(Collected data)
▬▬▬▬▬▬▬▬▬▬
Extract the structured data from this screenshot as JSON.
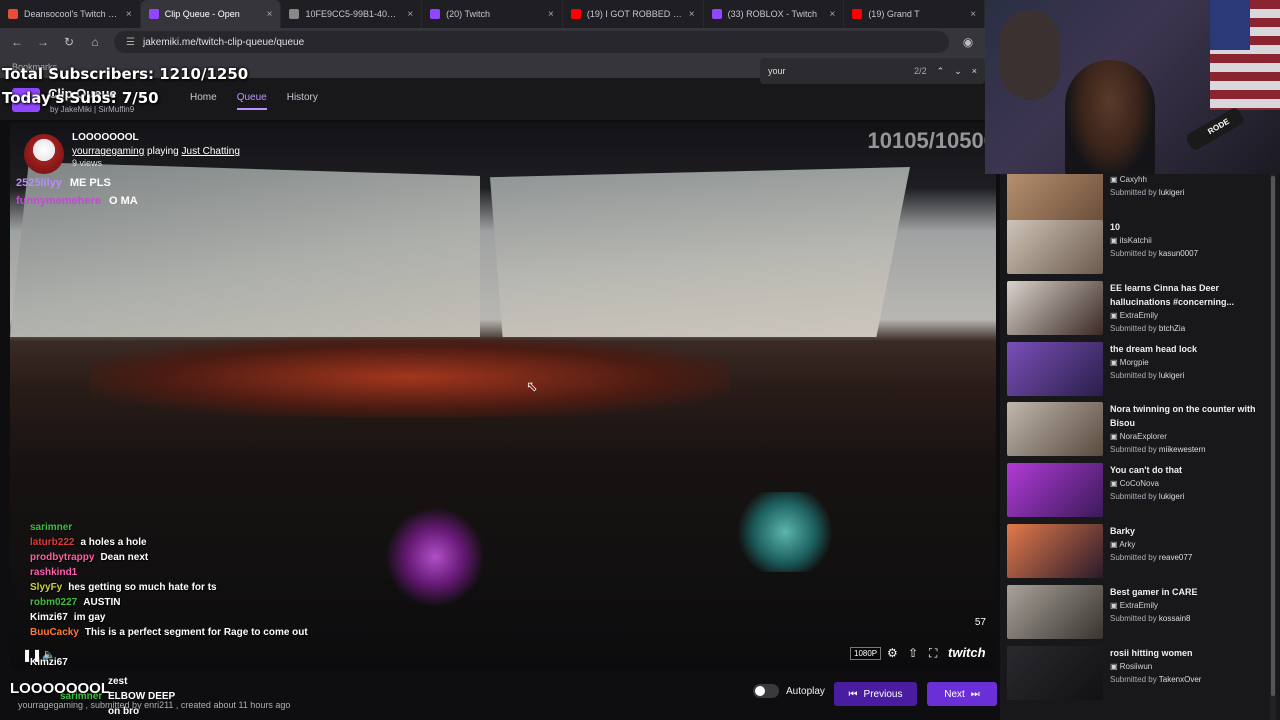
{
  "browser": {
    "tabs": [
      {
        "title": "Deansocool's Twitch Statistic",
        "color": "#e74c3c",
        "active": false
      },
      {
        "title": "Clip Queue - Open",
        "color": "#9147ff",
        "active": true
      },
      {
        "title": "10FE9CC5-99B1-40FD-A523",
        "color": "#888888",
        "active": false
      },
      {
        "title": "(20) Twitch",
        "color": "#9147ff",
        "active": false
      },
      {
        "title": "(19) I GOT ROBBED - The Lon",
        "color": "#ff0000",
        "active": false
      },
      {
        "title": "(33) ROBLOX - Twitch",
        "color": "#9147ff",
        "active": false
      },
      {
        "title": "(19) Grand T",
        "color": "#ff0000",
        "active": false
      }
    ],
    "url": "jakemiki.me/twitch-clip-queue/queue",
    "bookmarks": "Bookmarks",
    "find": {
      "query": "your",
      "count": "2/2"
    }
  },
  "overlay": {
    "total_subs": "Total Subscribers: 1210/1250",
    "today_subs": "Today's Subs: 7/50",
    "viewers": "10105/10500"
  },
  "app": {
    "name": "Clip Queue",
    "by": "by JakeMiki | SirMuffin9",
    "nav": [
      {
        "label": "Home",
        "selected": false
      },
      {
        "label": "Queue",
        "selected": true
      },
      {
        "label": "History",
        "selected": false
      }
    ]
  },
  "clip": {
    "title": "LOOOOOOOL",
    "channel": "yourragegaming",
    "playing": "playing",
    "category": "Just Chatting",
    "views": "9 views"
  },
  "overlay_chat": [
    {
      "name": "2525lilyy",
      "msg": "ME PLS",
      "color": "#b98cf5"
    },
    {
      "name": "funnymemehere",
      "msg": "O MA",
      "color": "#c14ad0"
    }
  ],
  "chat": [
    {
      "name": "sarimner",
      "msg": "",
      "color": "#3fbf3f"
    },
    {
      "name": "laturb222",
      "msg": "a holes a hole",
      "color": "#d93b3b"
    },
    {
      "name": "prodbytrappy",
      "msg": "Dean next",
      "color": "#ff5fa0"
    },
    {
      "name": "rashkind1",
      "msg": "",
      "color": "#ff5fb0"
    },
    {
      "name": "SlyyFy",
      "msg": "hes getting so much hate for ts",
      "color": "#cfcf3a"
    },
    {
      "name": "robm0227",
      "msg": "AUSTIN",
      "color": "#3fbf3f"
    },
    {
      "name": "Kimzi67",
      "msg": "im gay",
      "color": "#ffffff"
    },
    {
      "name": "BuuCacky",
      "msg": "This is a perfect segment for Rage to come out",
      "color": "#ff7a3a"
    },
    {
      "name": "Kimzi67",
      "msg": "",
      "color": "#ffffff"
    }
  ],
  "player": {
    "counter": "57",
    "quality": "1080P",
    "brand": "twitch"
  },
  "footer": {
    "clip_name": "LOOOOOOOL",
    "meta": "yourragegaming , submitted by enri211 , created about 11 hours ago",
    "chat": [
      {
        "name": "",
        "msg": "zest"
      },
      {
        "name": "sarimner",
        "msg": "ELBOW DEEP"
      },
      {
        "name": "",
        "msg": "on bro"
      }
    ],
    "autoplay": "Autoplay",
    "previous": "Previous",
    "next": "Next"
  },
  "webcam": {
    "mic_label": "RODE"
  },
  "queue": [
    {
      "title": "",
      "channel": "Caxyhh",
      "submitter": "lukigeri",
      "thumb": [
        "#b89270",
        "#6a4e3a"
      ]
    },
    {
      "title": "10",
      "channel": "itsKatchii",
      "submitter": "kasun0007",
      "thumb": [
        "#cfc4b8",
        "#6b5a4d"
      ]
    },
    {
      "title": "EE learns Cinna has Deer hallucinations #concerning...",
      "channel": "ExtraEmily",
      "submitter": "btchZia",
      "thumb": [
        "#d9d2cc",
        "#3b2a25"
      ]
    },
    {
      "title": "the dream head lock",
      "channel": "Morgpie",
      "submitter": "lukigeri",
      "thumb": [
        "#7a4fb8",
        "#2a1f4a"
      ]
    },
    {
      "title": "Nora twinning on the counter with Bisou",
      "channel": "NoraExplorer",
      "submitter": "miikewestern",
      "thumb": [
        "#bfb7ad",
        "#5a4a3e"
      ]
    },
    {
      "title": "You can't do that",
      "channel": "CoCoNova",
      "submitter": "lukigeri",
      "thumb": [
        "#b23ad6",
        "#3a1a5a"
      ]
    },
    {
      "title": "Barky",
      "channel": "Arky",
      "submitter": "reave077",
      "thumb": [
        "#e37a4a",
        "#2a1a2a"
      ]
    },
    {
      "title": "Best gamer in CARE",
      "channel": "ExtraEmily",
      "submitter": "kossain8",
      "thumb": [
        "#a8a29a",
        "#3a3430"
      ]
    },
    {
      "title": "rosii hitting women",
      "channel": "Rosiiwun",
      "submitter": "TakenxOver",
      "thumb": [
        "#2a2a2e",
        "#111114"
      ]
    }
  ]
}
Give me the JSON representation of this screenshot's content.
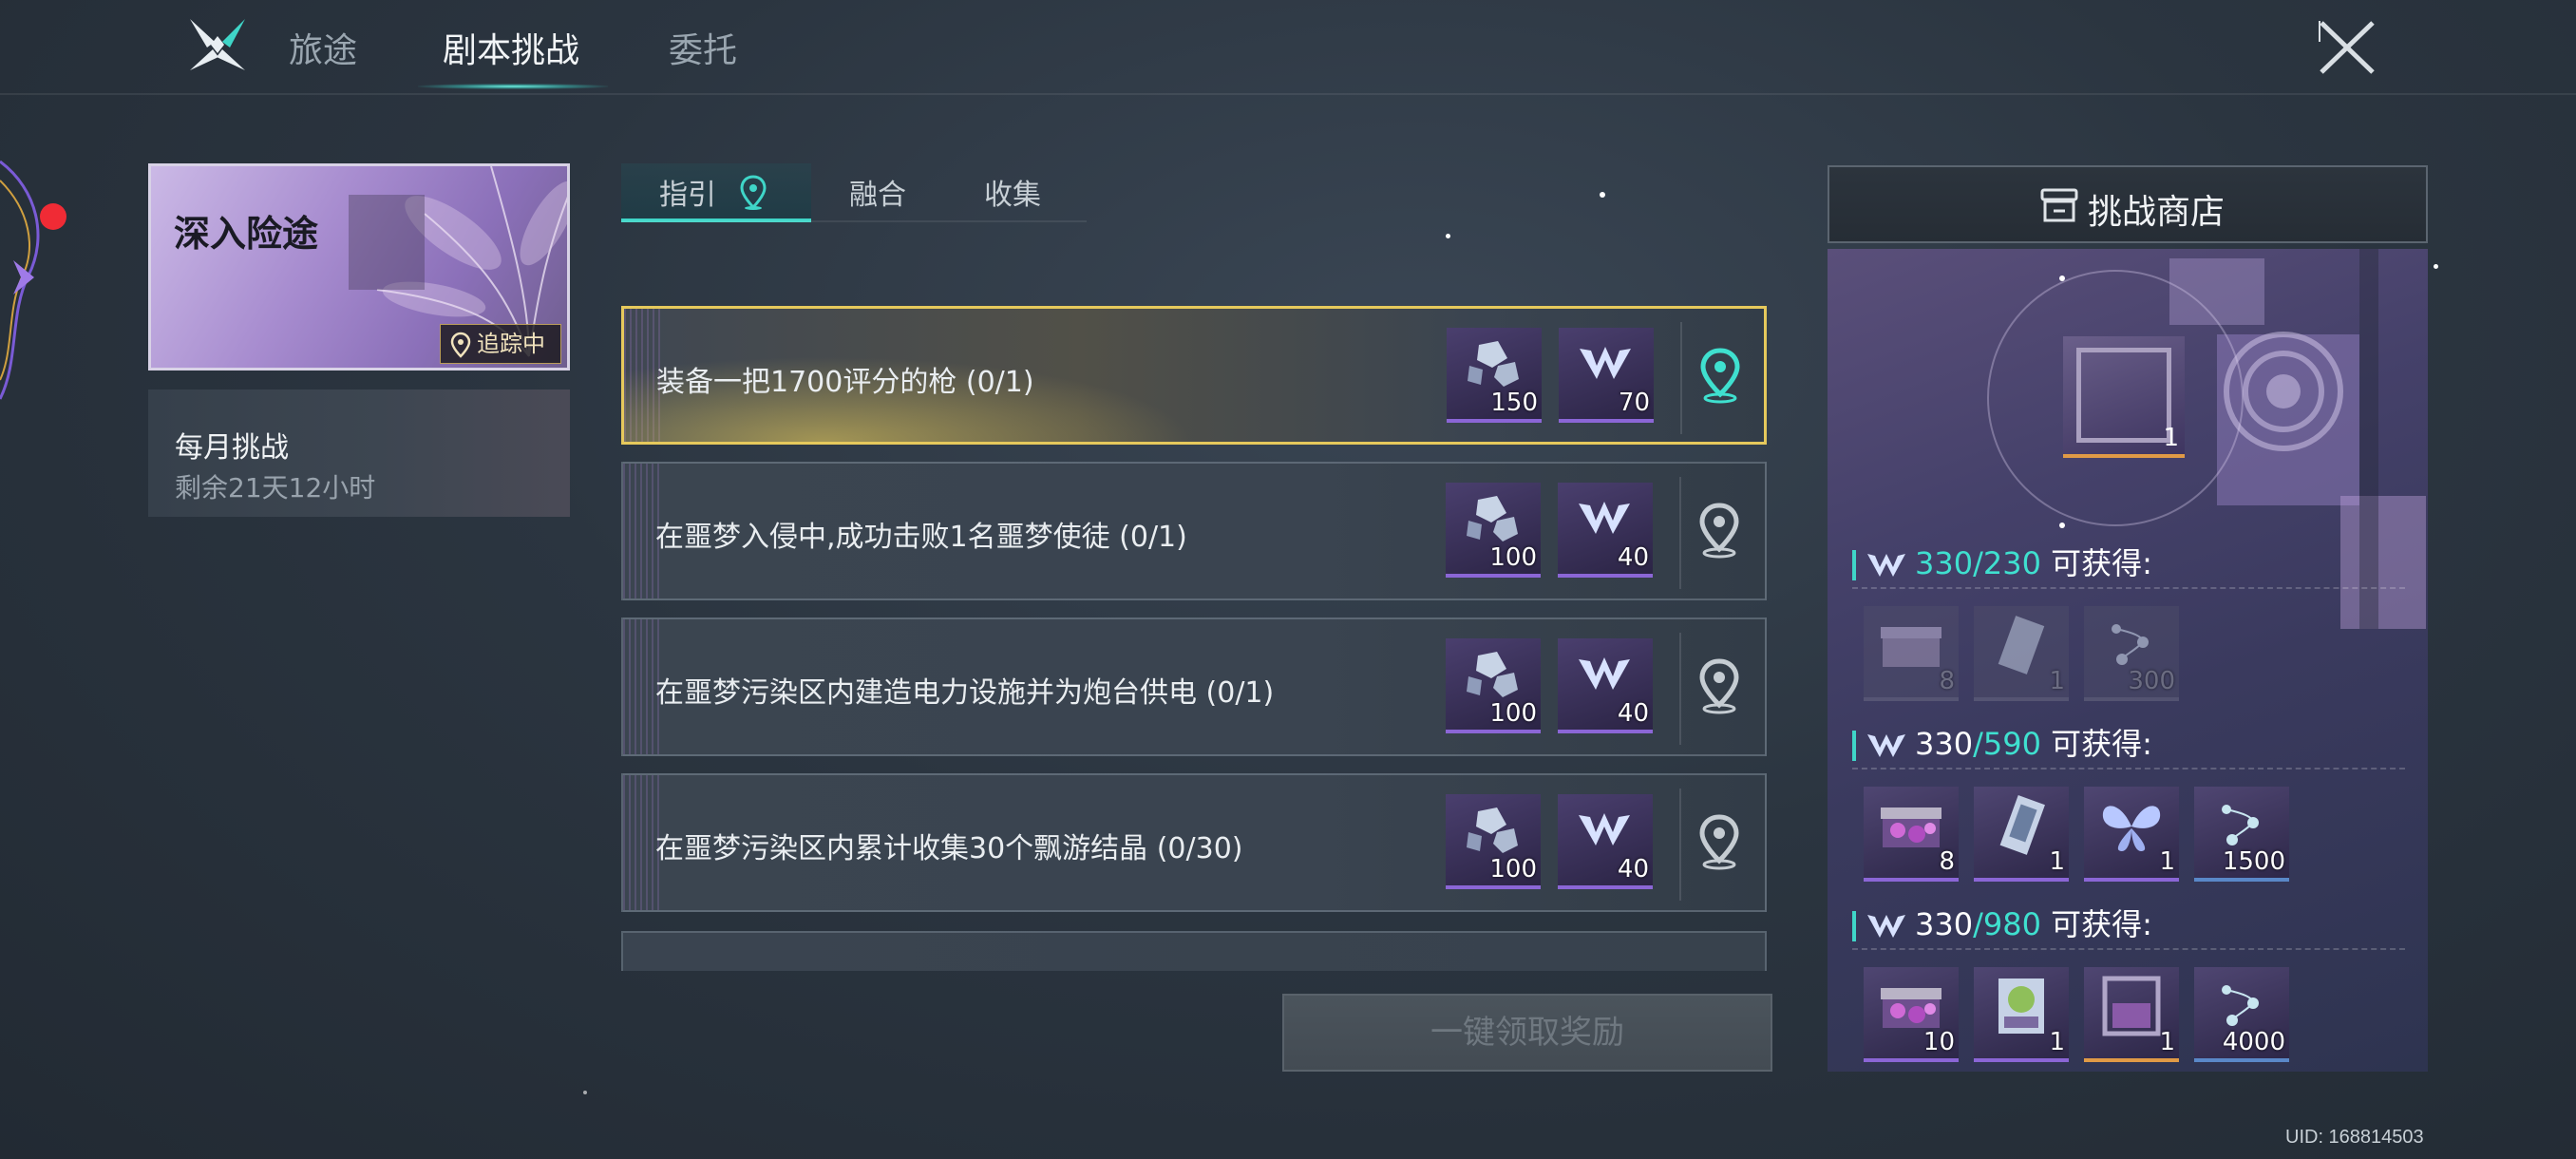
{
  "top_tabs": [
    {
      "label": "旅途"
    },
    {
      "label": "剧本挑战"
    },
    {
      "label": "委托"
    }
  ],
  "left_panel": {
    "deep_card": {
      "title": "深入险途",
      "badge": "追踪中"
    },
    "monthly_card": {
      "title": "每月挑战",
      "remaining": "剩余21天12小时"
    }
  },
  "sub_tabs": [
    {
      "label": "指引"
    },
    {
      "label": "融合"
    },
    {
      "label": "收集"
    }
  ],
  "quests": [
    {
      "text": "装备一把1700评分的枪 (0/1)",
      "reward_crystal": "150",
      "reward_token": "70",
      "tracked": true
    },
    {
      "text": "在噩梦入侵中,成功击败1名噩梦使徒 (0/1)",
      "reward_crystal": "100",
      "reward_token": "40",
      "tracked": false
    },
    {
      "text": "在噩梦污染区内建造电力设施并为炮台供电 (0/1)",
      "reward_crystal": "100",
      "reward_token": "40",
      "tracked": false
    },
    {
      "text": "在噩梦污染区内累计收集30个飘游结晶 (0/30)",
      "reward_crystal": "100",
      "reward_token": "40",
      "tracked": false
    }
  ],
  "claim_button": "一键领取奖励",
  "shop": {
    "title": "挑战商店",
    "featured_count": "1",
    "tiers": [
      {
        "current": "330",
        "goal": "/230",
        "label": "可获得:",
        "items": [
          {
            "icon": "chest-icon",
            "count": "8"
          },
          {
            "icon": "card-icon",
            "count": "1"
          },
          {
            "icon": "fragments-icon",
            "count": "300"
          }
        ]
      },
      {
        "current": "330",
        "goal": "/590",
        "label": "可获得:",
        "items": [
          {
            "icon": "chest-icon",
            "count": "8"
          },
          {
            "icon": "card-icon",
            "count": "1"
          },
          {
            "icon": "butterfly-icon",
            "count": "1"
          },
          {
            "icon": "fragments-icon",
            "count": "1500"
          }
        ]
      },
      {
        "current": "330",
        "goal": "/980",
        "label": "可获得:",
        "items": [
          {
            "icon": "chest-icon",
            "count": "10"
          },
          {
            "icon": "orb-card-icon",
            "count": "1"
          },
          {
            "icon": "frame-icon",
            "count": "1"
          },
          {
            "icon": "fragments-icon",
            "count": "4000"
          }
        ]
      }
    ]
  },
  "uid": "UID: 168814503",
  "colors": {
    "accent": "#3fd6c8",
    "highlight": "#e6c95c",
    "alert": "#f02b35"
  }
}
▬▬▬▬▬▬▬▬▬▬
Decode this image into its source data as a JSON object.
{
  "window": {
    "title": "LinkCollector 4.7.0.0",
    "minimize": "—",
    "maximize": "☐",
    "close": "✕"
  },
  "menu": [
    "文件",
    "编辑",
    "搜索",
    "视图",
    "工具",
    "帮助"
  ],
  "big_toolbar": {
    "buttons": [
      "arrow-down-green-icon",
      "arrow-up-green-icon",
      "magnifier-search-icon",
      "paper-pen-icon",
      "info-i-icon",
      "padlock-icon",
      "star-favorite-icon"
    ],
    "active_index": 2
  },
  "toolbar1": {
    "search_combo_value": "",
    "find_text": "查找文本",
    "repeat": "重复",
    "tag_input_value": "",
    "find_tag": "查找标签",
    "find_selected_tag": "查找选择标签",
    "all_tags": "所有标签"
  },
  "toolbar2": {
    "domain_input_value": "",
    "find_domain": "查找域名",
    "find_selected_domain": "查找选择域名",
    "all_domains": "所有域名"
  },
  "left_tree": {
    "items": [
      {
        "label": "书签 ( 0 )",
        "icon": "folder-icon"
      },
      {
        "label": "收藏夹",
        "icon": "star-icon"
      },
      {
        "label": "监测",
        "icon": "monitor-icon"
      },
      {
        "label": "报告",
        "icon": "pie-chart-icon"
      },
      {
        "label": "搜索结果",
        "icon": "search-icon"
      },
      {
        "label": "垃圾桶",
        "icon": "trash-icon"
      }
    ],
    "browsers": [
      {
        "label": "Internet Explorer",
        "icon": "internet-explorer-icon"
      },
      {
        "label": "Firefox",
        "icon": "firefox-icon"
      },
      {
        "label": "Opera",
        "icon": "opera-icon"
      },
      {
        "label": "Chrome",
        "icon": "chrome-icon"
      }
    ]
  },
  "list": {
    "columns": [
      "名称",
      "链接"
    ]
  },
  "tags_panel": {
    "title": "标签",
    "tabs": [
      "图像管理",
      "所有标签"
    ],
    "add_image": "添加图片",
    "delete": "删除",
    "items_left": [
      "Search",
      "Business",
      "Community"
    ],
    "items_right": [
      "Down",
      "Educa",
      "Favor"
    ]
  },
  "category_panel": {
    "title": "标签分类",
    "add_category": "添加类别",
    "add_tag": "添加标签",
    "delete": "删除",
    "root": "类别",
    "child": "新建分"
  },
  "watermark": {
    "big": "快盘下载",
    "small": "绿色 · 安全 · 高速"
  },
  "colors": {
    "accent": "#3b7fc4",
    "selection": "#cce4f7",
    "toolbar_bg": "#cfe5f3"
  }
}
▬▬▬▬▬▬▬▬▬▬
• [Exercise description]: Using the listing above, pick out each line that contains the word "LOOOOOOOL", then copy it.

• [Reply]:
    "title": "LOOOOOOOL",
    "clip_name": "LOOOOOOOL",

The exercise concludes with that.